Your goal
Check each line of the material. Copy those containing "screenshot".
·····
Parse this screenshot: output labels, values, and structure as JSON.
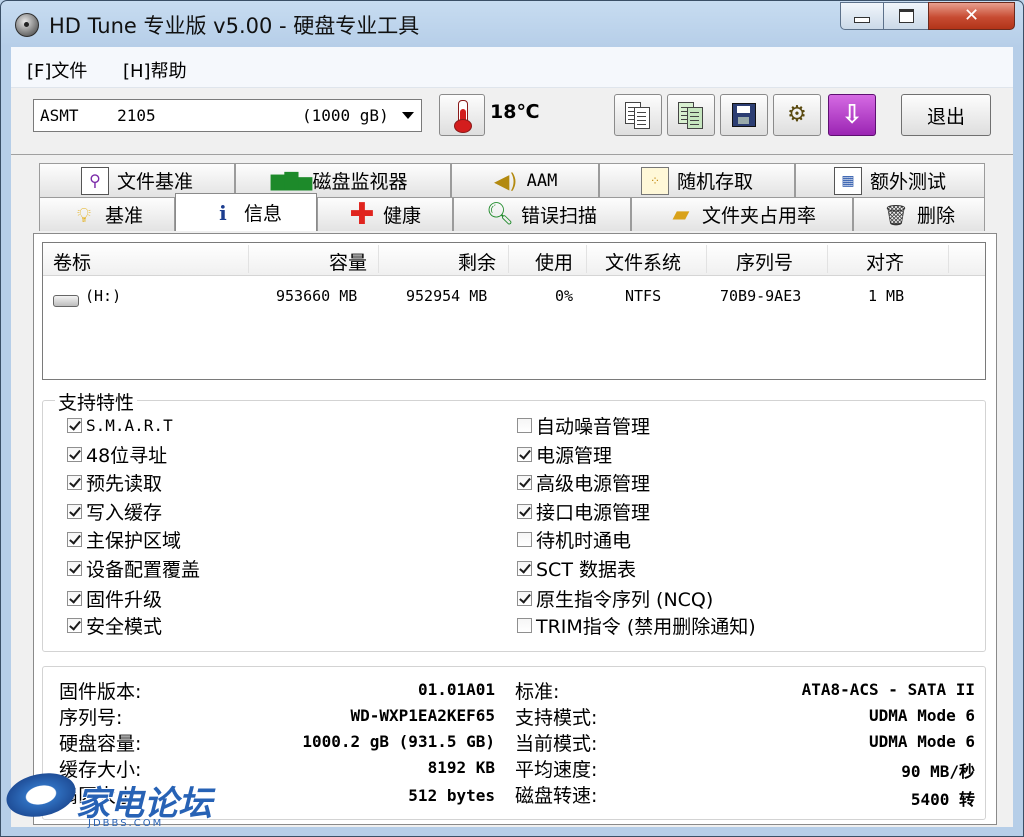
{
  "window": {
    "title": "HD Tune 专业版 v5.00 - 硬盘专业工具"
  },
  "menu": {
    "items": [
      "[F]文件",
      "[H]帮助"
    ]
  },
  "toolbar": {
    "drive_name": "ASMT    2105",
    "drive_size": "(1000 gB)",
    "temperature": "18℃",
    "exit_label": "退出",
    "buttons": [
      "copy-text-icon",
      "copy-screenshot-icon",
      "save-icon",
      "options-icon",
      "download-icon"
    ]
  },
  "tabs": {
    "row1": [
      {
        "label": "文件基准",
        "icon": "file-benchmark-icon"
      },
      {
        "label": "磁盘监视器",
        "icon": "disk-monitor-icon"
      },
      {
        "label": "AAM",
        "icon": "speaker-icon"
      },
      {
        "label": "随机存取",
        "icon": "random-access-icon"
      },
      {
        "label": "额外测试",
        "icon": "extra-tests-icon"
      }
    ],
    "row2": [
      {
        "label": "基准",
        "icon": "lightbulb-icon"
      },
      {
        "label": "信息",
        "icon": "info-icon",
        "active": true
      },
      {
        "label": "健康",
        "icon": "health-cross-icon"
      },
      {
        "label": "错误扫描",
        "icon": "magnifier-icon"
      },
      {
        "label": "文件夹占用率",
        "icon": "folder-icon"
      },
      {
        "label": "删除",
        "icon": "trash-icon"
      }
    ]
  },
  "volumes": {
    "columns": [
      "卷标",
      "容量",
      "剩余",
      "使用",
      "文件系统",
      "序列号",
      "对齐"
    ],
    "rows": [
      {
        "label": "(H:)",
        "capacity": "953660 MB",
        "free": "952954 MB",
        "used": "0%",
        "fs": "NTFS",
        "serial": "70B9-9AE3",
        "align": "1 MB"
      }
    ]
  },
  "features": {
    "title": "支持特性",
    "left": [
      {
        "label": "S.M.A.R.T",
        "checked": true
      },
      {
        "label": "48位寻址",
        "checked": true
      },
      {
        "label": "预先读取",
        "checked": true
      },
      {
        "label": "写入缓存",
        "checked": true
      },
      {
        "label": "主保护区域",
        "checked": true
      },
      {
        "label": "设备配置覆盖",
        "checked": true
      },
      {
        "label": "固件升级",
        "checked": true
      },
      {
        "label": "安全模式",
        "checked": true
      }
    ],
    "right": [
      {
        "label": "自动噪音管理",
        "checked": false
      },
      {
        "label": "电源管理",
        "checked": true
      },
      {
        "label": "高级电源管理",
        "checked": true
      },
      {
        "label": "接口电源管理",
        "checked": true
      },
      {
        "label": "待机时通电",
        "checked": false
      },
      {
        "label": "SCT 数据表",
        "checked": true
      },
      {
        "label": "原生指令序列 (NCQ)",
        "checked": true
      },
      {
        "label": "TRIM指令 (禁用删除通知)",
        "checked": false
      }
    ]
  },
  "info": {
    "left": [
      {
        "label": "固件版本:",
        "value": "01.01A01"
      },
      {
        "label": "序列号:",
        "value": "WD-WXP1EA2KEF65"
      },
      {
        "label": "硬盘容量:",
        "value": "1000.2 gB (931.5 GB)"
      },
      {
        "label": "缓存大小:",
        "value": "8192 KB"
      },
      {
        "label": "扇区大小:",
        "value": "512 bytes"
      }
    ],
    "right": [
      {
        "label": "标准:",
        "value": "ATA8-ACS - SATA II"
      },
      {
        "label": "支持模式:",
        "value": "UDMA Mode 6"
      },
      {
        "label": "当前模式:",
        "value": "UDMA Mode 6"
      },
      {
        "label": "平均速度:",
        "value": "90 MB/秒"
      },
      {
        "label": "磁盘转速:",
        "value": "5400 转"
      }
    ]
  },
  "watermark": {
    "text": "家电论坛",
    "sub": "JDBBS.COM"
  }
}
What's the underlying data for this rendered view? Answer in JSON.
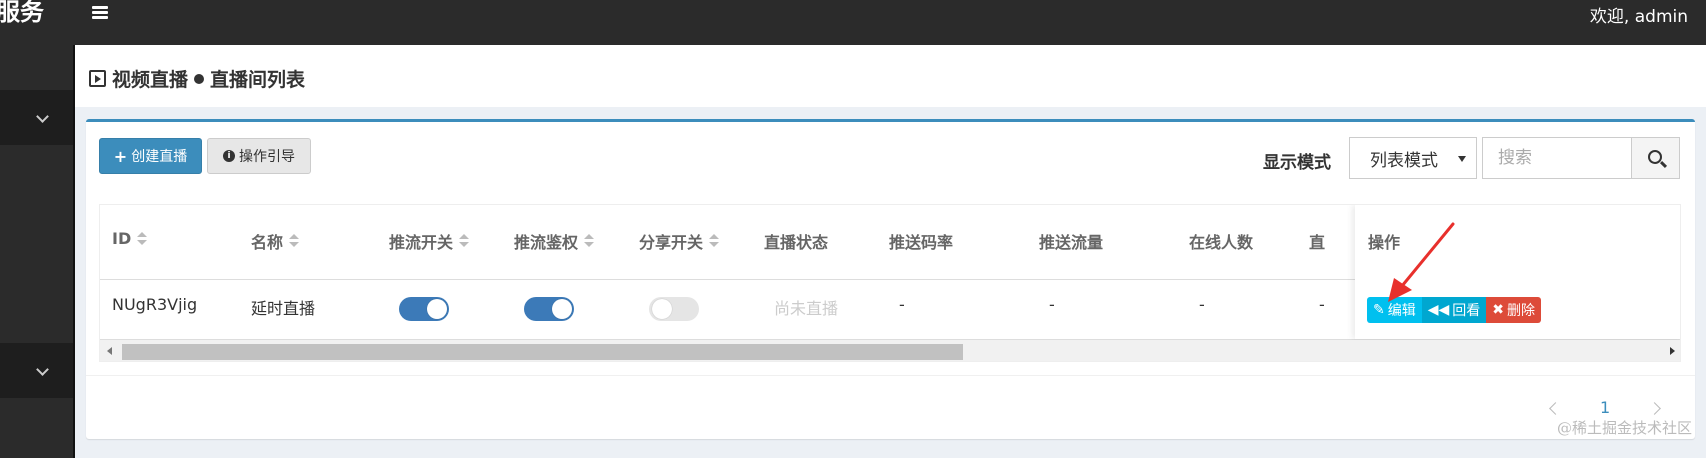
·····
Answer to the problem
Parse this screenshot: output labels, values, and structure as JSON.
      "copy-screenshot-icon",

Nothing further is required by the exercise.